Given records:
******
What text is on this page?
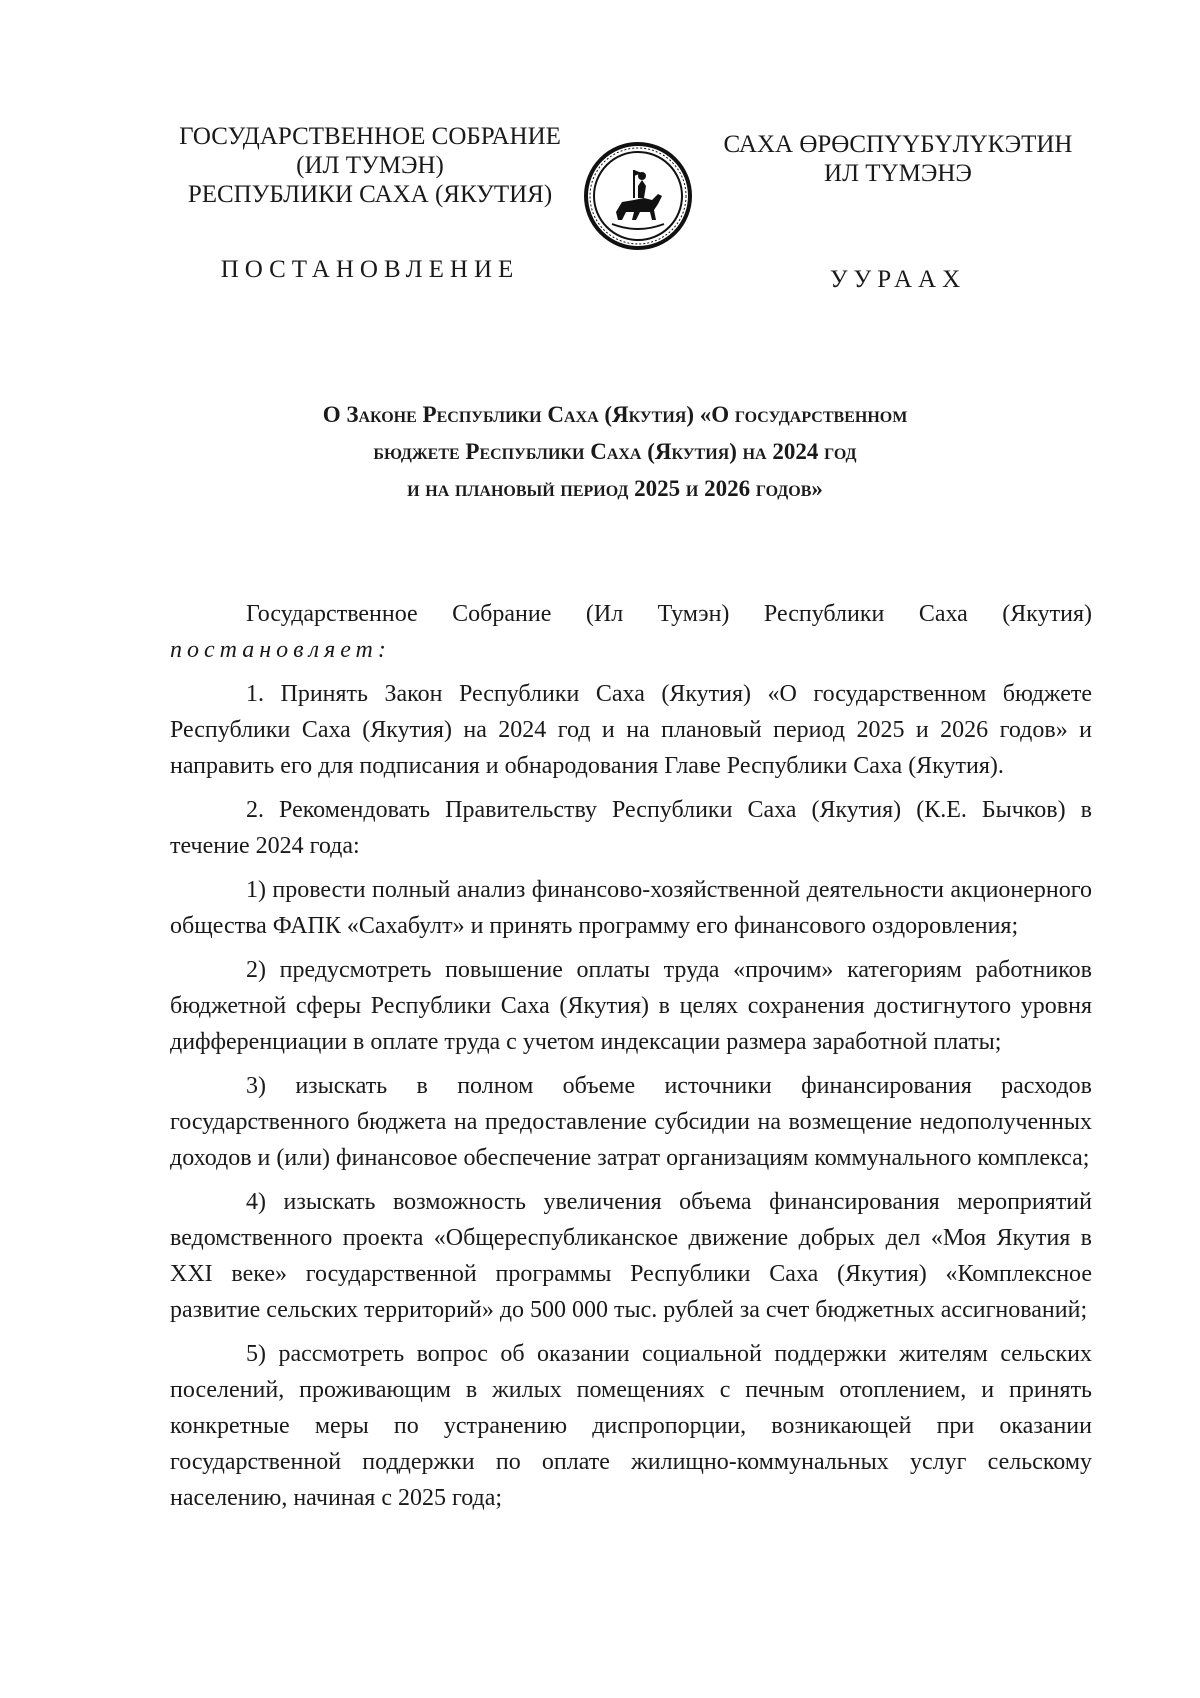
ГОСУДАРСТВЕННОЕ СОБРАНИЕ
(ИЛ ТУМЭН)
РЕСПУБЛИКИ САХА (ЯКУТИЯ)
САХА ӨРӨСПҮҮБҮЛҮКЭТИН
ИЛ ТҮМЭНЭ
ПОСТАНОВЛЕНИЕ	УУРААХ
О Законе Республики Саха (Якутия) «О государственном
бюджете Республики Саха (Якутия) на 2024 год
и на плановый период 2025 и 2026 годов»

Государственное Собрание (Ил Тумэн) Республики Саха (Якутия) постановляет:

1. Принять Закон Республики Саха (Якутия) «О государственном бюджете Республики Саха (Якутия) на 2024 год и на плановый период 2025 и 2026 годов» и направить его для подписания и обнародования Главе Республики Саха (Якутия).

2. Рекомендовать Правительству Республики Саха (Якутия) (К.Е. Бычков) в течение 2024 года:

1) провести полный анализ финансово-хозяйственной деятельности акционерного общества ФАПК «Сахабулт» и принять программу его финансового оздоровления;

2) предусмотреть повышение оплаты труда «прочим» категориям работников бюджетной сферы Республики Саха (Якутия) в целях сохранения достигнутого уровня дифференциации в оплате труда с учетом индексации размера заработной платы;

3) изыскать в полном объеме источники финансирования расходов государственного бюджета на предоставление субсидии на возмещение недополученных доходов и (или) финансовое обеспечение затрат организациям коммунального комплекса;

4) изыскать возможность увеличения объема финансирования мероприятий ведомственного проекта «Общереспубликанское движение добрых дел «Моя Якутия в XXI веке» государственной программы Республики Саха (Якутия) «Комплексное развитие сельских территорий» до 500 000 тыс. рублей за счет бюджетных ассигнований;

5) рассмотреть вопрос об оказании социальной поддержки жителям сельских поселений, проживающим в жилых помещениях с печным отоплением, и принять конкретные меры по устранению диспропорции, возникающей при оказании государственной поддержки по оплате жилищно-коммунальных услуг сельскому населению, начиная с 2025 года;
******
Task to carry out: Keep the pictures out of the copy and write out the data exactly as it stands.

Final result:
What text is on this page?
ГОСУДАРСТВЕННОЕ СОБРАНИЕ
(ИЛ ТУМЭН)
РЕСПУБЛИКИ САХА (ЯКУТИЯ)
САХА ӨРӨСПҮҮБҮЛҮКЭТИН
ИЛ ТҮМЭНЭ
ПОСТАНОВЛЕНИЕ	УУРААХ
О Законе Республики Саха (Якутия) «О государственном
бюджете Республики Саха (Якутия) на 2024 год
и на плановый период 2025 и 2026 годов»

Государственное Собрание (Ил Тумэн) Республики Саха (Якутия) постановляет:

1. Принять Закон Республики Саха (Якутия) «О государственном бюджете Республики Саха (Якутия) на 2024 год и на плановый период 2025 и 2026 годов» и направить его для подписания и обнародования Главе Республики Саха (Якутия).

2. Рекомендовать Правительству Республики Саха (Якутия) (К.Е. Бычков) в течение 2024 года:

1) провести полный анализ финансово-хозяйственной деятельности акционерного общества ФАПК «Сахабулт» и принять программу его финансового оздоровления;

2) предусмотреть повышение оплаты труда «прочим» категориям работников бюджетной сферы Республики Саха (Якутия) в целях сохранения достигнутого уровня дифференциации в оплате труда с учетом индексации размера заработной платы;

3) изыскать в полном объеме источники финансирования расходов государственного бюджета на предоставление субсидии на возмещение недополученных доходов и (или) финансовое обеспечение затрат организациям коммунального комплекса;

4) изыскать возможность увеличения объема финансирования мероприятий ведомственного проекта «Общереспубликанское движение добрых дел «Моя Якутия в XXI веке» государственной программы Республики Саха (Якутия) «Комплексное развитие сельских территорий» до 500 000 тыс. рублей за счет бюджетных ассигнований;

5) рассмотреть вопрос об оказании социальной поддержки жителям сельских поселений, проживающим в жилых помещениях с печным отоплением, и принять конкретные меры по устранению диспропорции, возникающей при оказании государственной поддержки по оплате жилищно-коммунальных услуг сельскому населению, начиная с 2025 года;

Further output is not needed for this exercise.